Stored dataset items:

....

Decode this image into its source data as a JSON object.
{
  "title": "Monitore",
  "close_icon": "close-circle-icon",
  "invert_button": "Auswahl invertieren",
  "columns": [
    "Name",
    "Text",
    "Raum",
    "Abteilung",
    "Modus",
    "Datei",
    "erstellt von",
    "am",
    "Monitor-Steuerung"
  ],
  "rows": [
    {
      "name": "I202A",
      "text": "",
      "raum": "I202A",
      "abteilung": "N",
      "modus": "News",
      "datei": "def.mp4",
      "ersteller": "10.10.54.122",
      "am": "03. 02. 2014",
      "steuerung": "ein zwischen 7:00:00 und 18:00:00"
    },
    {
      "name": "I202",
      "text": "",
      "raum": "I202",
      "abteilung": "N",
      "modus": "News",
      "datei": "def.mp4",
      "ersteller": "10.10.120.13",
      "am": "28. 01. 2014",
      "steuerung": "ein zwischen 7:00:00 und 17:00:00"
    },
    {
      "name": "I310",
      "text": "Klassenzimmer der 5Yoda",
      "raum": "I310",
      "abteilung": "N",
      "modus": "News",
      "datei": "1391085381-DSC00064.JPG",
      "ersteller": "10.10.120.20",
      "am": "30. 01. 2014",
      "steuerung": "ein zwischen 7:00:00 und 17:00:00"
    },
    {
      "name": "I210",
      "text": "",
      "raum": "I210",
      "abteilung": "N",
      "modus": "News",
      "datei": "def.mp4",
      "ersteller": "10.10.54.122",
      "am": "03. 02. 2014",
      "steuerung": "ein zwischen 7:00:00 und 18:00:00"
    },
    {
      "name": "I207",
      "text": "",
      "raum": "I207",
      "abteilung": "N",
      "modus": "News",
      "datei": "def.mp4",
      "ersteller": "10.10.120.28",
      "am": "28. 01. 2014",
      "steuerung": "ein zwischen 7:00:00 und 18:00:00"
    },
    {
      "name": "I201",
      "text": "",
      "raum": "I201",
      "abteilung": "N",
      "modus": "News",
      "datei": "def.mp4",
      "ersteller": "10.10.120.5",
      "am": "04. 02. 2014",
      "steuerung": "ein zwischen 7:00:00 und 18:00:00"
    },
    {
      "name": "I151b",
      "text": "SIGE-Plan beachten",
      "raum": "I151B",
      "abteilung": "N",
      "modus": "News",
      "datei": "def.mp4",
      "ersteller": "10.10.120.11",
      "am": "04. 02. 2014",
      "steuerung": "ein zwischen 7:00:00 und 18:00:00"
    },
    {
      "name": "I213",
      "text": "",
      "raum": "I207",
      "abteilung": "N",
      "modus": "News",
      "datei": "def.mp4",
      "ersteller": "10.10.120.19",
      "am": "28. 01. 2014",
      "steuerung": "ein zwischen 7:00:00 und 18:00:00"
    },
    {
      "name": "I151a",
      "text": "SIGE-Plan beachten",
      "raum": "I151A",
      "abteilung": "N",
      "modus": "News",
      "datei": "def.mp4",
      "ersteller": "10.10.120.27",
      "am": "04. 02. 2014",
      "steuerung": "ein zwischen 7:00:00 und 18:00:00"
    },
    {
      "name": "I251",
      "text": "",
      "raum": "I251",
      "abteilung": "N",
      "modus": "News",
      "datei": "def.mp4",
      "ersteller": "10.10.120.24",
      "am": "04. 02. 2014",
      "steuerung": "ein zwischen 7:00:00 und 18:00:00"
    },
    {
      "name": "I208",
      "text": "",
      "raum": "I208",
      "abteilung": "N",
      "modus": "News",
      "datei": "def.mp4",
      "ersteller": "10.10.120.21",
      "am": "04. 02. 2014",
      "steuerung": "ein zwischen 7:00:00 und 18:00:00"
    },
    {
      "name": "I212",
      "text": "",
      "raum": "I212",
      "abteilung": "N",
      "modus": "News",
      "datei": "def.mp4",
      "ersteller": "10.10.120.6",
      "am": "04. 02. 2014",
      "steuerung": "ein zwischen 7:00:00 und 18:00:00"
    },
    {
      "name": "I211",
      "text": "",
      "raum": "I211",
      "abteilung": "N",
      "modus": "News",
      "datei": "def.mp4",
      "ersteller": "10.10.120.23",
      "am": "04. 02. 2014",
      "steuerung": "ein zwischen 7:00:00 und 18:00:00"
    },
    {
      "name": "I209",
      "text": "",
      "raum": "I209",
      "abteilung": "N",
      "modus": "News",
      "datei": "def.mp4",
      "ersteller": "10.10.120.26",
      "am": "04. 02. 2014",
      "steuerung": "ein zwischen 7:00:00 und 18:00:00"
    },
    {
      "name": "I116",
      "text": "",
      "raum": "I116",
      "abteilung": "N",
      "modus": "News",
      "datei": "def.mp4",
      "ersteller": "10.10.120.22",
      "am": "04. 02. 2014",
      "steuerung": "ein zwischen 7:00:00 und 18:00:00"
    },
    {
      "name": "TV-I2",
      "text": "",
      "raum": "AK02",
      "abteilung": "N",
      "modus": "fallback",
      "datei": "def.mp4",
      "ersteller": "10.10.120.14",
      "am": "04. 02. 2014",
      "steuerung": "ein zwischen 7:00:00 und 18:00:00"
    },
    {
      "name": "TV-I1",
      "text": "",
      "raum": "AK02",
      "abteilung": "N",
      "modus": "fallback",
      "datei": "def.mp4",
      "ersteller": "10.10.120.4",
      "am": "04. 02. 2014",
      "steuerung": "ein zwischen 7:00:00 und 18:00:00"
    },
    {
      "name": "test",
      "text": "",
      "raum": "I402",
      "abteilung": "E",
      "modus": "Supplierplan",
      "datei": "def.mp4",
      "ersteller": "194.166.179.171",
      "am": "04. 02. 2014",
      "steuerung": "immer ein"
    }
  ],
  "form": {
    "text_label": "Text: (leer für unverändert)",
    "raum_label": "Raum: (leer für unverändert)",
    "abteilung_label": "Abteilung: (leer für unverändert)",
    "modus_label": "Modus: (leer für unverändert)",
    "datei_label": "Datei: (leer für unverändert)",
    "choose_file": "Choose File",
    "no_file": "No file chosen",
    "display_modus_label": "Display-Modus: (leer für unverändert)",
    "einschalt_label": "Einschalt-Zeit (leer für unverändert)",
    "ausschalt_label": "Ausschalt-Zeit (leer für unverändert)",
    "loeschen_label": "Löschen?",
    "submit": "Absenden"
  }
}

....

*Given instruction*. Would you reproduce the material above in full, exactly as given?

*Result of this exercise*.
Decode this image into its source data as a JSON object.
{
  "title": "Monitore",
  "close_icon": "close-circle-icon",
  "invert_button": "Auswahl invertieren",
  "columns": [
    "Name",
    "Text",
    "Raum",
    "Abteilung",
    "Modus",
    "Datei",
    "erstellt von",
    "am",
    "Monitor-Steuerung"
  ],
  "rows": [
    {
      "name": "I202A",
      "text": "",
      "raum": "I202A",
      "abteilung": "N",
      "modus": "News",
      "datei": "def.mp4",
      "ersteller": "10.10.54.122",
      "am": "03. 02. 2014",
      "steuerung": "ein zwischen 7:00:00 und 18:00:00"
    },
    {
      "name": "I202",
      "text": "",
      "raum": "I202",
      "abteilung": "N",
      "modus": "News",
      "datei": "def.mp4",
      "ersteller": "10.10.120.13",
      "am": "28. 01. 2014",
      "steuerung": "ein zwischen 7:00:00 und 17:00:00"
    },
    {
      "name": "I310",
      "text": "Klassenzimmer der 5Yoda",
      "raum": "I310",
      "abteilung": "N",
      "modus": "News",
      "datei": "1391085381-DSC00064.JPG",
      "ersteller": "10.10.120.20",
      "am": "30. 01. 2014",
      "steuerung": "ein zwischen 7:00:00 und 17:00:00"
    },
    {
      "name": "I210",
      "text": "",
      "raum": "I210",
      "abteilung": "N",
      "modus": "News",
      "datei": "def.mp4",
      "ersteller": "10.10.54.122",
      "am": "03. 02. 2014",
      "steuerung": "ein zwischen 7:00:00 und 18:00:00"
    },
    {
      "name": "I207",
      "text": "",
      "raum": "I207",
      "abteilung": "N",
      "modus": "News",
      "datei": "def.mp4",
      "ersteller": "10.10.120.28",
      "am": "28. 01. 2014",
      "steuerung": "ein zwischen 7:00:00 und 18:00:00"
    },
    {
      "name": "I201",
      "text": "",
      "raum": "I201",
      "abteilung": "N",
      "modus": "News",
      "datei": "def.mp4",
      "ersteller": "10.10.120.5",
      "am": "04. 02. 2014",
      "steuerung": "ein zwischen 7:00:00 und 18:00:00"
    },
    {
      "name": "I151b",
      "text": "SIGE-Plan beachten",
      "raum": "I151B",
      "abteilung": "N",
      "modus": "News",
      "datei": "def.mp4",
      "ersteller": "10.10.120.11",
      "am": "04. 02. 2014",
      "steuerung": "ein zwischen 7:00:00 und 18:00:00"
    },
    {
      "name": "I213",
      "text": "",
      "raum": "I207",
      "abteilung": "N",
      "modus": "News",
      "datei": "def.mp4",
      "ersteller": "10.10.120.19",
      "am": "28. 01. 2014",
      "steuerung": "ein zwischen 7:00:00 und 18:00:00"
    },
    {
      "name": "I151a",
      "text": "SIGE-Plan beachten",
      "raum": "I151A",
      "abteilung": "N",
      "modus": "News",
      "datei": "def.mp4",
      "ersteller": "10.10.120.27",
      "am": "04. 02. 2014",
      "steuerung": "ein zwischen 7:00:00 und 18:00:00"
    },
    {
      "name": "I251",
      "text": "",
      "raum": "I251",
      "abteilung": "N",
      "modus": "News",
      "datei": "def.mp4",
      "ersteller": "10.10.120.24",
      "am": "04. 02. 2014",
      "steuerung": "ein zwischen 7:00:00 und 18:00:00"
    },
    {
      "name": "I208",
      "text": "",
      "raum": "I208",
      "abteilung": "N",
      "modus": "News",
      "datei": "def.mp4",
      "ersteller": "10.10.120.21",
      "am": "04. 02. 2014",
      "steuerung": "ein zwischen 7:00:00 und 18:00:00"
    },
    {
      "name": "I212",
      "text": "",
      "raum": "I212",
      "abteilung": "N",
      "modus": "News",
      "datei": "def.mp4",
      "ersteller": "10.10.120.6",
      "am": "04. 02. 2014",
      "steuerung": "ein zwischen 7:00:00 und 18:00:00"
    },
    {
      "name": "I211",
      "text": "",
      "raum": "I211",
      "abteilung": "N",
      "modus": "News",
      "datei": "def.mp4",
      "ersteller": "10.10.120.23",
      "am": "04. 02. 2014",
      "steuerung": "ein zwischen 7:00:00 und 18:00:00"
    },
    {
      "name": "I209",
      "text": "",
      "raum": "I209",
      "abteilung": "N",
      "modus": "News",
      "datei": "def.mp4",
      "ersteller": "10.10.120.26",
      "am": "04. 02. 2014",
      "steuerung": "ein zwischen 7:00:00 und 18:00:00"
    },
    {
      "name": "I116",
      "text": "",
      "raum": "I116",
      "abteilung": "N",
      "modus": "News",
      "datei": "def.mp4",
      "ersteller": "10.10.120.22",
      "am": "04. 02. 2014",
      "steuerung": "ein zwischen 7:00:00 und 18:00:00"
    },
    {
      "name": "TV-I2",
      "text": "",
      "raum": "AK02",
      "abteilung": "N",
      "modus": "fallback",
      "datei": "def.mp4",
      "ersteller": "10.10.120.14",
      "am": "04. 02. 2014",
      "steuerung": "ein zwischen 7:00:00 und 18:00:00"
    },
    {
      "name": "TV-I1",
      "text": "",
      "raum": "AK02",
      "abteilung": "N",
      "modus": "fallback",
      "datei": "def.mp4",
      "ersteller": "10.10.120.4",
      "am": "04. 02. 2014",
      "steuerung": "ein zwischen 7:00:00 und 18:00:00"
    },
    {
      "name": "test",
      "text": "",
      "raum": "I402",
      "abteilung": "E",
      "modus": "Supplierplan",
      "datei": "def.mp4",
      "ersteller": "194.166.179.171",
      "am": "04. 02. 2014",
      "steuerung": "immer ein"
    }
  ],
  "form": {
    "text_label": "Text: (leer für unverändert)",
    "raum_label": "Raum: (leer für unverändert)",
    "abteilung_label": "Abteilung: (leer für unverändert)",
    "modus_label": "Modus: (leer für unverändert)",
    "datei_label": "Datei: (leer für unverändert)",
    "choose_file": "Choose File",
    "no_file": "No file chosen",
    "display_modus_label": "Display-Modus: (leer für unverändert)",
    "einschalt_label": "Einschalt-Zeit (leer für unverändert)",
    "ausschalt_label": "Ausschalt-Zeit (leer für unverändert)",
    "loeschen_label": "Löschen?",
    "submit": "Absenden"
  }
}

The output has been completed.